TASK INSTRUCTIONS:
Copy all of the material word for word, except for the pictures.

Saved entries
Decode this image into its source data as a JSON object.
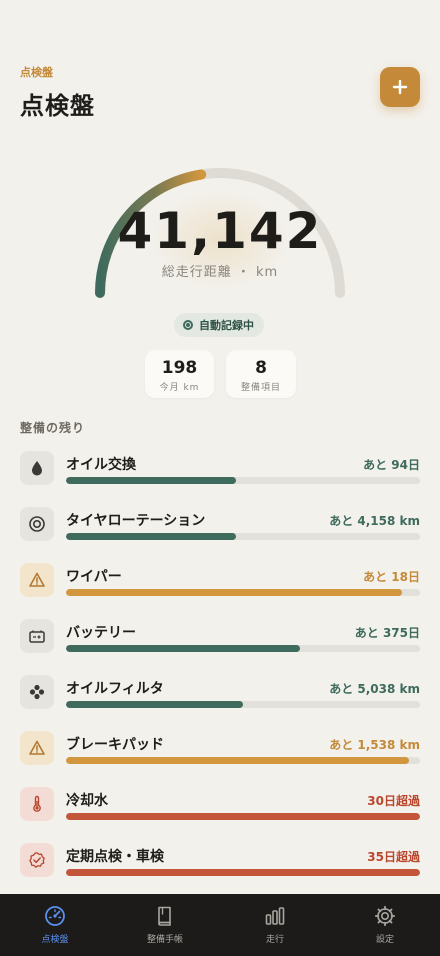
{
  "header": {
    "eyebrow": "点検盤",
    "title": "点検盤"
  },
  "add_button": {
    "icon": "plus-icon"
  },
  "gauge": {
    "value": "41,142",
    "caption": "総走行距離 ・ km",
    "progress": 0.45
  },
  "status": {
    "label": "自動記録中"
  },
  "stats": [
    {
      "value": "198",
      "label": "今月 km"
    },
    {
      "value": "8",
      "label": "整備項目"
    }
  ],
  "section_title": "整備の残り",
  "maintenance": [
    {
      "name": "オイル交換",
      "remaining": "あと 94日",
      "progress": 0.48,
      "status": "ok",
      "icon": "drop-icon"
    },
    {
      "name": "タイヤローテーション",
      "remaining": "あと 4,158 km",
      "progress": 0.48,
      "status": "ok",
      "icon": "tire-icon"
    },
    {
      "name": "ワイパー",
      "remaining": "あと 18日",
      "progress": 0.95,
      "status": "warn",
      "icon": "warning-icon"
    },
    {
      "name": "バッテリー",
      "remaining": "あと 375日",
      "progress": 0.66,
      "status": "ok",
      "icon": "battery-icon"
    },
    {
      "name": "オイルフィルタ",
      "remaining": "あと 5,038 km",
      "progress": 0.5,
      "status": "ok",
      "icon": "filter-icon"
    },
    {
      "name": "ブレーキパッド",
      "remaining": "あと 1,538 km",
      "progress": 0.97,
      "status": "warn",
      "icon": "warning-icon"
    },
    {
      "name": "冷却水",
      "remaining": "30日超過",
      "progress": 1.0,
      "status": "over",
      "icon": "thermometer-icon"
    },
    {
      "name": "定期点検・車検",
      "remaining": "35日超過",
      "progress": 1.0,
      "status": "over",
      "icon": "badge-check-icon"
    }
  ],
  "colors": {
    "ok": "#3e6b5d",
    "warn": "#d2963e",
    "over": "#c2553a",
    "ok_text": "#3e6b5d",
    "warn_text": "#c48a3a",
    "over_text": "#b9472e",
    "ok_bg": "#e6e4df",
    "warn_bg": "#f3e4cc",
    "over_bg": "#f3dcd5",
    "accent": "#c48a3a",
    "tab_active": "#5b8ff0"
  },
  "tabs": [
    {
      "label": "点検盤",
      "icon": "gauge-icon",
      "active": true
    },
    {
      "label": "整備手帳",
      "icon": "book-icon",
      "active": false
    },
    {
      "label": "走行",
      "icon": "bar-chart-icon",
      "active": false
    },
    {
      "label": "設定",
      "icon": "gear-icon",
      "active": false
    }
  ]
}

RESPONSE:
Decode this image into its source data as a JSON object.
{
  "header": {
    "eyebrow": "点検盤",
    "title": "点検盤"
  },
  "add_button": {
    "icon": "plus-icon"
  },
  "gauge": {
    "value": "41,142",
    "caption": "総走行距離 ・ km",
    "progress": 0.45
  },
  "status": {
    "label": "自動記録中"
  },
  "stats": [
    {
      "value": "198",
      "label": "今月 km"
    },
    {
      "value": "8",
      "label": "整備項目"
    }
  ],
  "section_title": "整備の残り",
  "maintenance": [
    {
      "name": "オイル交換",
      "remaining": "あと 94日",
      "progress": 0.48,
      "status": "ok",
      "icon": "drop-icon"
    },
    {
      "name": "タイヤローテーション",
      "remaining": "あと 4,158 km",
      "progress": 0.48,
      "status": "ok",
      "icon": "tire-icon"
    },
    {
      "name": "ワイパー",
      "remaining": "あと 18日",
      "progress": 0.95,
      "status": "warn",
      "icon": "warning-icon"
    },
    {
      "name": "バッテリー",
      "remaining": "あと 375日",
      "progress": 0.66,
      "status": "ok",
      "icon": "battery-icon"
    },
    {
      "name": "オイルフィルタ",
      "remaining": "あと 5,038 km",
      "progress": 0.5,
      "status": "ok",
      "icon": "filter-icon"
    },
    {
      "name": "ブレーキパッド",
      "remaining": "あと 1,538 km",
      "progress": 0.97,
      "status": "warn",
      "icon": "warning-icon"
    },
    {
      "name": "冷却水",
      "remaining": "30日超過",
      "progress": 1.0,
      "status": "over",
      "icon": "thermometer-icon"
    },
    {
      "name": "定期点検・車検",
      "remaining": "35日超過",
      "progress": 1.0,
      "status": "over",
      "icon": "badge-check-icon"
    }
  ],
  "colors": {
    "ok": "#3e6b5d",
    "warn": "#d2963e",
    "over": "#c2553a",
    "ok_text": "#3e6b5d",
    "warn_text": "#c48a3a",
    "over_text": "#b9472e",
    "ok_bg": "#e6e4df",
    "warn_bg": "#f3e4cc",
    "over_bg": "#f3dcd5",
    "accent": "#c48a3a",
    "tab_active": "#5b8ff0"
  },
  "tabs": [
    {
      "label": "点検盤",
      "icon": "gauge-icon",
      "active": true
    },
    {
      "label": "整備手帳",
      "icon": "book-icon",
      "active": false
    },
    {
      "label": "走行",
      "icon": "bar-chart-icon",
      "active": false
    },
    {
      "label": "設定",
      "icon": "gear-icon",
      "active": false
    }
  ]
}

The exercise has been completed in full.